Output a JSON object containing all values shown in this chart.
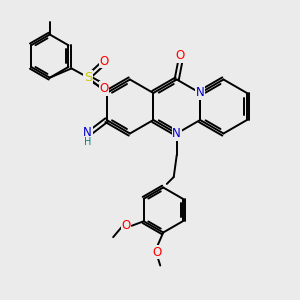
{
  "background_color": "#ebebeb",
  "figsize": [
    3.0,
    3.0
  ],
  "dpi": 100,
  "atom_colors": {
    "C": "#000000",
    "N": "#0000cc",
    "O": "#ff0000",
    "S": "#cccc00",
    "H": "#008080"
  },
  "bond_color": "#000000",
  "bond_lw": 1.4,
  "font_size": 8.5,
  "font_size_h": 7.0
}
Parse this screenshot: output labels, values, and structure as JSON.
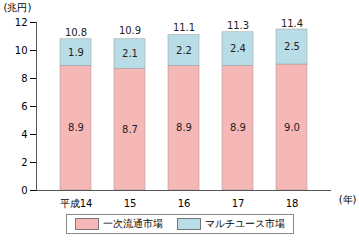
{
  "chart_data": {
    "type": "bar",
    "stacked": true,
    "data_labels": true,
    "grid": false,
    "legend": "bottom",
    "x_label": "(年)",
    "y_label": "(兆円)",
    "categories": [
      "平成14",
      "15",
      "16",
      "17",
      "18"
    ],
    "series": [
      {
        "name": "一次流通市場",
        "color": "#f6b7b7",
        "values": [
          8.9,
          8.7,
          8.9,
          8.9,
          9.0
        ]
      },
      {
        "name": "マルチユース市場",
        "color": "#b9dde6",
        "values": [
          1.9,
          2.1,
          2.2,
          2.4,
          2.5
        ]
      }
    ],
    "totals": [
      10.8,
      10.9,
      11.1,
      11.3,
      11.4
    ],
    "ylim": [
      0,
      12
    ],
    "yticks": [
      0,
      2,
      4,
      6,
      8,
      10,
      12
    ]
  }
}
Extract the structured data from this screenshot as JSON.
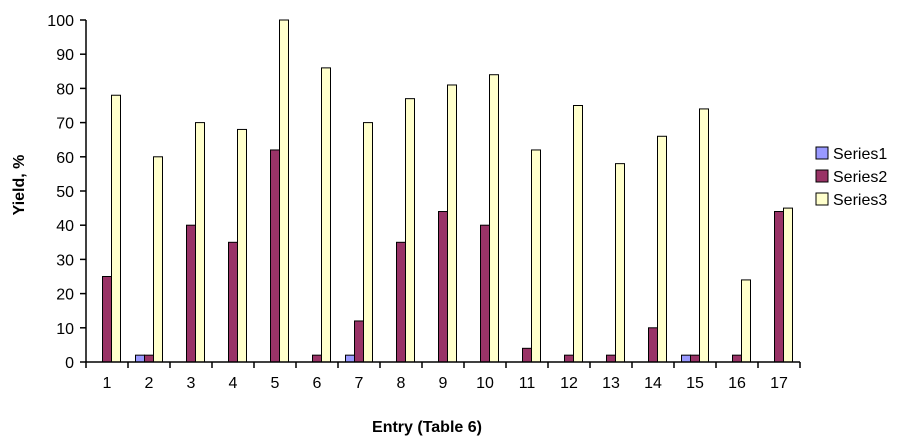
{
  "chart_data": {
    "type": "bar",
    "title": "",
    "xlabel": "Entry (Table 6)",
    "ylabel": "Yield, %",
    "ylim": [
      0,
      100
    ],
    "yticks": [
      0,
      10,
      20,
      30,
      40,
      50,
      60,
      70,
      80,
      90,
      100
    ],
    "grid": false,
    "legend_position": "right",
    "categories": [
      "1",
      "2",
      "3",
      "4",
      "5",
      "6",
      "7",
      "8",
      "9",
      "10",
      "11",
      "12",
      "13",
      "14",
      "15",
      "16",
      "17"
    ],
    "series": [
      {
        "name": "Series1",
        "color": "#9999ff",
        "values": [
          0,
          2,
          0,
          0,
          0,
          0,
          2,
          0,
          0,
          0,
          0,
          0,
          0,
          0,
          2,
          0,
          0
        ]
      },
      {
        "name": "Series2",
        "color": "#993366",
        "values": [
          25,
          2,
          40,
          35,
          62,
          2,
          12,
          35,
          44,
          40,
          4,
          2,
          2,
          10,
          2,
          2,
          44
        ]
      },
      {
        "name": "Series3",
        "color": "#ffffcc",
        "values": [
          78,
          60,
          70,
          68,
          100,
          86,
          70,
          77,
          81,
          84,
          62,
          75,
          58,
          66,
          74,
          24,
          45
        ]
      }
    ]
  }
}
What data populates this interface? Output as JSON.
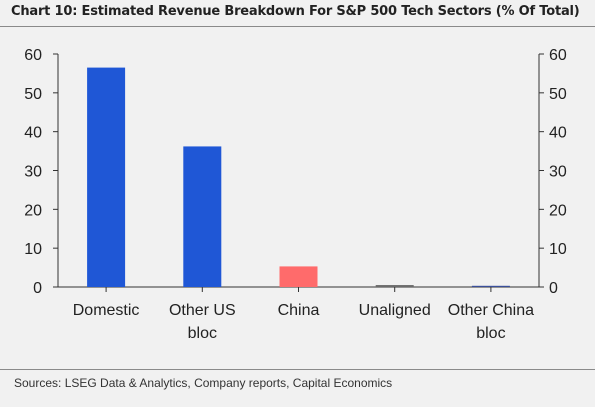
{
  "title": "Chart 10: Estimated Revenue Breakdown For S&P 500 Tech Sectors (% Of Total)",
  "source": "Sources: LSEG Data & Analytics, Company reports, Capital Economics",
  "chart_data": {
    "type": "bar",
    "categories": [
      [
        "Domestic"
      ],
      [
        "Other US",
        "bloc"
      ],
      [
        "China"
      ],
      [
        "Unaligned"
      ],
      [
        "Other China",
        "bloc"
      ]
    ],
    "values": [
      56.5,
      36.2,
      5.3,
      0.5,
      0.2
    ],
    "bar_colors": [
      "#1f57d6",
      "#1f57d6",
      "#ff6b6b",
      "#6b6b6b",
      "#3a4f9a"
    ],
    "ylim": [
      0,
      60
    ],
    "yticks": [
      0,
      10,
      20,
      30,
      40,
      50,
      60
    ],
    "dual_y_axis": true,
    "grid": false
  }
}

______________________________

#### EXERCISE PROMPT:
Using the data above, print every line exactly, omitting pictures.

#### THE RESULT:
Output a JSON object containing all values shown in this chart.
{
  "background_color": "#ebebeb",
  "figsize": [
    3.0,
    3.0
  ],
  "dpi": 100,
  "atom_colors": {
    "C": "#000000",
    "N": "#0000cc",
    "O": "#ff0000",
    "S": "#cccc00",
    "H": "#008080"
  },
  "bond_color": "#000000",
  "bond_lw": 1.4,
  "font_size": 8.5,
  "font_size_h": 7.0
}
Parse this screenshot: output labels, values, and structure as JSON.
{
  "chart_data": {
    "type": "bar",
    "stacked": true,
    "data_labels": true,
    "grid": false,
    "legend": "bottom",
    "x_label": "(年)",
    "y_label": "(兆円)",
    "categories": [
      "平成14",
      "15",
      "16",
      "17",
      "18"
    ],
    "series": [
      {
        "name": "一次流通市場",
        "color": "#f6b7b7",
        "values": [
          8.9,
          8.7,
          8.9,
          8.9,
          9.0
        ]
      },
      {
        "name": "マルチユース市場",
        "color": "#b9dde6",
        "values": [
          1.9,
          2.1,
          2.2,
          2.4,
          2.5
        ]
      }
    ],
    "totals": [
      10.8,
      10.9,
      11.1,
      11.3,
      11.4
    ],
    "ylim": [
      0,
      12
    ],
    "yticks": [
      0,
      2,
      4,
      6,
      8,
      10,
      12
    ]
  }
}
Extract the structured data from this screenshot as JSON.
{
  "chart_data": {
    "type": "bar",
    "title": "",
    "xlabel": "Entry (Table 6)",
    "ylabel": "Yield, %",
    "ylim": [
      0,
      100
    ],
    "yticks": [
      0,
      10,
      20,
      30,
      40,
      50,
      60,
      70,
      80,
      90,
      100
    ],
    "grid": false,
    "legend_position": "right",
    "categories": [
      "1",
      "2",
      "3",
      "4",
      "5",
      "6",
      "7",
      "8",
      "9",
      "10",
      "11",
      "12",
      "13",
      "14",
      "15",
      "16",
      "17"
    ],
    "series": [
      {
        "name": "Series1",
        "color": "#9999ff",
        "values": [
          0,
          2,
          0,
          0,
          0,
          0,
          2,
          0,
          0,
          0,
          0,
          0,
          0,
          0,
          2,
          0,
          0
        ]
      },
      {
        "name": "Series2",
        "color": "#993366",
        "values": [
          25,
          2,
          40,
          35,
          62,
          2,
          12,
          35,
          44,
          40,
          4,
          2,
          2,
          10,
          2,
          2,
          44
        ]
      },
      {
        "name": "Series3",
        "color": "#ffffcc",
        "values": [
          78,
          60,
          70,
          68,
          100,
          86,
          70,
          77,
          81,
          84,
          62,
          75,
          58,
          66,
          74,
          24,
          45
        ]
      }
    ]
  }
}
What data populates this interface? Output as JSON.
{
  "title": "Chart 10: Estimated Revenue Breakdown For S&P 500 Tech Sectors (% Of Total)",
  "source": "Sources: LSEG Data & Analytics, Company reports, Capital Economics",
  "chart_data": {
    "type": "bar",
    "categories": [
      [
        "Domestic"
      ],
      [
        "Other US",
        "bloc"
      ],
      [
        "China"
      ],
      [
        "Unaligned"
      ],
      [
        "Other China",
        "bloc"
      ]
    ],
    "values": [
      56.5,
      36.2,
      5.3,
      0.5,
      0.2
    ],
    "bar_colors": [
      "#1f57d6",
      "#1f57d6",
      "#ff6b6b",
      "#6b6b6b",
      "#3a4f9a"
    ],
    "ylim": [
      0,
      60
    ],
    "yticks": [
      0,
      10,
      20,
      30,
      40,
      50,
      60
    ],
    "dual_y_axis": true,
    "grid": false
  }
}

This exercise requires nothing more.